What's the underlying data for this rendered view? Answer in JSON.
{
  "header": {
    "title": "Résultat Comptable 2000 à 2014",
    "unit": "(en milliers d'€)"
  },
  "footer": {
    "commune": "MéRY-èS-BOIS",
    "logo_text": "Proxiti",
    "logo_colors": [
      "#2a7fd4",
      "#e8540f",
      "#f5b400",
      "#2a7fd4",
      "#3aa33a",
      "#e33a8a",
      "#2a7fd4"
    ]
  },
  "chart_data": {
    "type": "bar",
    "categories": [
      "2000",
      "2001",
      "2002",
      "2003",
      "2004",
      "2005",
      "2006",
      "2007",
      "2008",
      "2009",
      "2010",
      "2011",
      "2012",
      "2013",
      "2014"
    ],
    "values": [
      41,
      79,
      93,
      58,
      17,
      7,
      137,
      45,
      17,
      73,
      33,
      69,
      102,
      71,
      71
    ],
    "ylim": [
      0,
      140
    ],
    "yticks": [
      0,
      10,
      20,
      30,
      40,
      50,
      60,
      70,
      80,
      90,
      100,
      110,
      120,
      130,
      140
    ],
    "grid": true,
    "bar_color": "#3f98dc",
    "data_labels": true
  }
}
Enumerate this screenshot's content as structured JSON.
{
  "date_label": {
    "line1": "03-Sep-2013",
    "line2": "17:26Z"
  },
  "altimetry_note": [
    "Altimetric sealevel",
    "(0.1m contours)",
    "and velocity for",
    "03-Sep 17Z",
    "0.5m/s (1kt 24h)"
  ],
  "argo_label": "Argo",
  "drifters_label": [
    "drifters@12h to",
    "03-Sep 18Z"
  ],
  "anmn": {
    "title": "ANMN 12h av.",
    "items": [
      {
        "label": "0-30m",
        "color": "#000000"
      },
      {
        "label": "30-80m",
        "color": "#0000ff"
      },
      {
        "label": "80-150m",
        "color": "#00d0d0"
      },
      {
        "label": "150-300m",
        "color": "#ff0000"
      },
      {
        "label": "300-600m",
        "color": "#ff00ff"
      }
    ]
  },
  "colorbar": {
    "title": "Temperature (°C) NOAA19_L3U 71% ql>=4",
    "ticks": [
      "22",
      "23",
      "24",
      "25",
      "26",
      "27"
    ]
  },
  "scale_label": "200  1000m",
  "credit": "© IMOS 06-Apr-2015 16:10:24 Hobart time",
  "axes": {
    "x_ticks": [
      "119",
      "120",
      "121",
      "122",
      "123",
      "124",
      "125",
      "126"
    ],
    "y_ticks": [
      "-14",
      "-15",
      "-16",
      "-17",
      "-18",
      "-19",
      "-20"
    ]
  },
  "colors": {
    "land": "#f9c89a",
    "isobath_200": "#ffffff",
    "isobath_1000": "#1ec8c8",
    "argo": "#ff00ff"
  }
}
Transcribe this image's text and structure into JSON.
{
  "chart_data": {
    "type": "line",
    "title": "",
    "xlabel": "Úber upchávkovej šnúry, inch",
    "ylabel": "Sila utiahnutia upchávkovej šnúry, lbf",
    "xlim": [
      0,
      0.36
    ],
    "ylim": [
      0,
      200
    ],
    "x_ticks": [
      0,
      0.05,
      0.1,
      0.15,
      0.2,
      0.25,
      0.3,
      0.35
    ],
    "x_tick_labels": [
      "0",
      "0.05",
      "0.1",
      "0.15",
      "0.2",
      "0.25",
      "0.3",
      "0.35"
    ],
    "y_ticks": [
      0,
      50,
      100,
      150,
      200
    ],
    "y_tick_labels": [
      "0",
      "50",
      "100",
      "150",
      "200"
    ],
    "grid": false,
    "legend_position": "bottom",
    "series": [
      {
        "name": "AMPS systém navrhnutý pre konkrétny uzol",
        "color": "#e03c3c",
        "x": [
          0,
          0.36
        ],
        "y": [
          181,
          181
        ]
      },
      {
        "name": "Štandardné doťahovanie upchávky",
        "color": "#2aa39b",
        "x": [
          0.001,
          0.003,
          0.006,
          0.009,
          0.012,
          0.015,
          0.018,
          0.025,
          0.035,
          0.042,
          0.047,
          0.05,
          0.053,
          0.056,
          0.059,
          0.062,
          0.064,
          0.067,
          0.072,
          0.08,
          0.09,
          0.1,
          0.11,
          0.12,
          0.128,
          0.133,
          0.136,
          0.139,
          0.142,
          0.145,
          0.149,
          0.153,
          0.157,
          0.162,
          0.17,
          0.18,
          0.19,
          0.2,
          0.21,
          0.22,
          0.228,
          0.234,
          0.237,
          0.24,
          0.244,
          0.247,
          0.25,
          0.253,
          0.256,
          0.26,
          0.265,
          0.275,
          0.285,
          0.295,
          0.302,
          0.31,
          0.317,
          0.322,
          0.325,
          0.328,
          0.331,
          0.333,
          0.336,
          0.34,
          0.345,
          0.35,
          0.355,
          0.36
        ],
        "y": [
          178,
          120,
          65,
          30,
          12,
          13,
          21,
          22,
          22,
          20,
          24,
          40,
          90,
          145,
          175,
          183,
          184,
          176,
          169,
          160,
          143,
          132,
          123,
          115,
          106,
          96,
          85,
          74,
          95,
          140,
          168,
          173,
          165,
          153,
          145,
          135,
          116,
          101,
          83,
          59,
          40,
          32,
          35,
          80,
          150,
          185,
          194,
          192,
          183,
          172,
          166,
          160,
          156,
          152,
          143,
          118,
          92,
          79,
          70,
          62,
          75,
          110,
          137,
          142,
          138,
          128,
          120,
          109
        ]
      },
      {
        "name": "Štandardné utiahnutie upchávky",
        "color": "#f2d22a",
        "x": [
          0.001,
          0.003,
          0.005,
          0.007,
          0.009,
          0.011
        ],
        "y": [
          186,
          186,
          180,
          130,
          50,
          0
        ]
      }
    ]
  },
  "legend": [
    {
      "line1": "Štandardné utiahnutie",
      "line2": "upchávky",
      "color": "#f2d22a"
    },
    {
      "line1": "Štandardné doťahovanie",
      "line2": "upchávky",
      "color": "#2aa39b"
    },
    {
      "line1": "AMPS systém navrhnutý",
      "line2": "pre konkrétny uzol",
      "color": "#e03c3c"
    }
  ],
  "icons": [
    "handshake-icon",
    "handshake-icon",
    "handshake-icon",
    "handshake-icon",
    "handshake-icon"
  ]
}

○ ○ ○ ○

_EXERCISE AIM_: Reproduce the material above, every line of it, exactly.

_RESULT BELOW_:
What's the underlying data for this rendered view? Answer in JSON.
{
  "header": {
    "title": "Résultat Comptable 2000 à 2014",
    "unit": "(en milliers d'€)"
  },
  "footer": {
    "commune": "MéRY-èS-BOIS",
    "logo_text": "Proxiti",
    "logo_colors": [
      "#2a7fd4",
      "#e8540f",
      "#f5b400",
      "#2a7fd4",
      "#3aa33a",
      "#e33a8a",
      "#2a7fd4"
    ]
  },
  "chart_data": {
    "type": "bar",
    "categories": [
      "2000",
      "2001",
      "2002",
      "2003",
      "2004",
      "2005",
      "2006",
      "2007",
      "2008",
      "2009",
      "2010",
      "2011",
      "2012",
      "2013",
      "2014"
    ],
    "values": [
      41,
      79,
      93,
      58,
      17,
      7,
      137,
      45,
      17,
      73,
      33,
      69,
      102,
      71,
      71
    ],
    "ylim": [
      0,
      140
    ],
    "yticks": [
      0,
      10,
      20,
      30,
      40,
      50,
      60,
      70,
      80,
      90,
      100,
      110,
      120,
      130,
      140
    ],
    "grid": true,
    "bar_color": "#3f98dc",
    "data_labels": true
  }
}
Enumerate this screenshot's content as structured JSON.
{
  "date_label": {
    "line1": "03-Sep-2013",
    "line2": "17:26Z"
  },
  "altimetry_note": [
    "Altimetric sealevel",
    "(0.1m contours)",
    "and velocity for",
    "03-Sep 17Z",
    "0.5m/s (1kt 24h)"
  ],
  "argo_label": "Argo",
  "drifters_label": [
    "drifters@12h to",
    "03-Sep 18Z"
  ],
  "anmn": {
    "title": "ANMN 12h av.",
    "items": [
      {
        "label": "0-30m",
        "color": "#000000"
      },
      {
        "label": "30-80m",
        "color": "#0000ff"
      },
      {
        "label": "80-150m",
        "color": "#00d0d0"
      },
      {
        "label": "150-300m",
        "color": "#ff0000"
      },
      {
        "label": "300-600m",
        "color": "#ff00ff"
      }
    ]
  },
  "colorbar": {
    "title": "Temperature (°C) NOAA19_L3U 71% ql>=4",
    "ticks": [
      "22",
      "23",
      "24",
      "25",
      "26",
      "27"
    ]
  },
  "scale_label": "200  1000m",
  "credit": "© IMOS 06-Apr-2015 16:10:24 Hobart time",
  "axes": {
    "x_ticks": [
      "119",
      "120",
      "121",
      "122",
      "123",
      "124",
      "125",
      "126"
    ],
    "y_ticks": [
      "-14",
      "-15",
      "-16",
      "-17",
      "-18",
      "-19",
      "-20"
    ]
  },
  "colors": {
    "land": "#f9c89a",
    "isobath_200": "#ffffff",
    "isobath_1000": "#1ec8c8",
    "argo": "#ff00ff"
  }
}
Transcribe this image's text and structure into JSON.
{
  "chart_data": {
    "type": "line",
    "title": "",
    "xlabel": "Úber upchávkovej šnúry, inch",
    "ylabel": "Sila utiahnutia upchávkovej šnúry, lbf",
    "xlim": [
      0,
      0.36
    ],
    "ylim": [
      0,
      200
    ],
    "x_ticks": [
      0,
      0.05,
      0.1,
      0.15,
      0.2,
      0.25,
      0.3,
      0.35
    ],
    "x_tick_labels": [
      "0",
      "0.05",
      "0.1",
      "0.15",
      "0.2",
      "0.25",
      "0.3",
      "0.35"
    ],
    "y_ticks": [
      0,
      50,
      100,
      150,
      200
    ],
    "y_tick_labels": [
      "0",
      "50",
      "100",
      "150",
      "200"
    ],
    "grid": false,
    "legend_position": "bottom",
    "series": [
      {
        "name": "AMPS systém navrhnutý pre konkrétny uzol",
        "color": "#e03c3c",
        "x": [
          0,
          0.36
        ],
        "y": [
          181,
          181
        ]
      },
      {
        "name": "Štandardné doťahovanie upchávky",
        "color": "#2aa39b",
        "x": [
          0.001,
          0.003,
          0.006,
          0.009,
          0.012,
          0.015,
          0.018,
          0.025,
          0.035,
          0.042,
          0.047,
          0.05,
          0.053,
          0.056,
          0.059,
          0.062,
          0.064,
          0.067,
          0.072,
          0.08,
          0.09,
          0.1,
          0.11,
          0.12,
          0.128,
          0.133,
          0.136,
          0.139,
          0.142,
          0.145,
          0.149,
          0.153,
          0.157,
          0.162,
          0.17,
          0.18,
          0.19,
          0.2,
          0.21,
          0.22,
          0.228,
          0.234,
          0.237,
          0.24,
          0.244,
          0.247,
          0.25,
          0.253,
          0.256,
          0.26,
          0.265,
          0.275,
          0.285,
          0.295,
          0.302,
          0.31,
          0.317,
          0.322,
          0.325,
          0.328,
          0.331,
          0.333,
          0.336,
          0.34,
          0.345,
          0.35,
          0.355,
          0.36
        ],
        "y": [
          178,
          120,
          65,
          30,
          12,
          13,
          21,
          22,
          22,
          20,
          24,
          40,
          90,
          145,
          175,
          183,
          184,
          176,
          169,
          160,
          143,
          132,
          123,
          115,
          106,
          96,
          85,
          74,
          95,
          140,
          168,
          173,
          165,
          153,
          145,
          135,
          116,
          101,
          83,
          59,
          40,
          32,
          35,
          80,
          150,
          185,
          194,
          192,
          183,
          172,
          166,
          160,
          156,
          152,
          143,
          118,
          92,
          79,
          70,
          62,
          75,
          110,
          137,
          142,
          138,
          128,
          120,
          109
        ]
      },
      {
        "name": "Štandardné utiahnutie upchávky",
        "color": "#f2d22a",
        "x": [
          0.001,
          0.003,
          0.005,
          0.007,
          0.009,
          0.011
        ],
        "y": [
          186,
          186,
          180,
          130,
          50,
          0
        ]
      }
    ]
  },
  "legend": [
    {
      "line1": "Štandardné utiahnutie",
      "line2": "upchávky",
      "color": "#f2d22a"
    },
    {
      "line1": "Štandardné doťahovanie",
      "line2": "upchávky",
      "color": "#2aa39b"
    },
    {
      "line1": "AMPS systém navrhnutý",
      "line2": "pre konkrétny uzol",
      "color": "#e03c3c"
    }
  ],
  "icons": [
    "handshake-icon",
    "handshake-icon",
    "handshake-icon",
    "handshake-icon",
    "handshake-icon"
  ]
}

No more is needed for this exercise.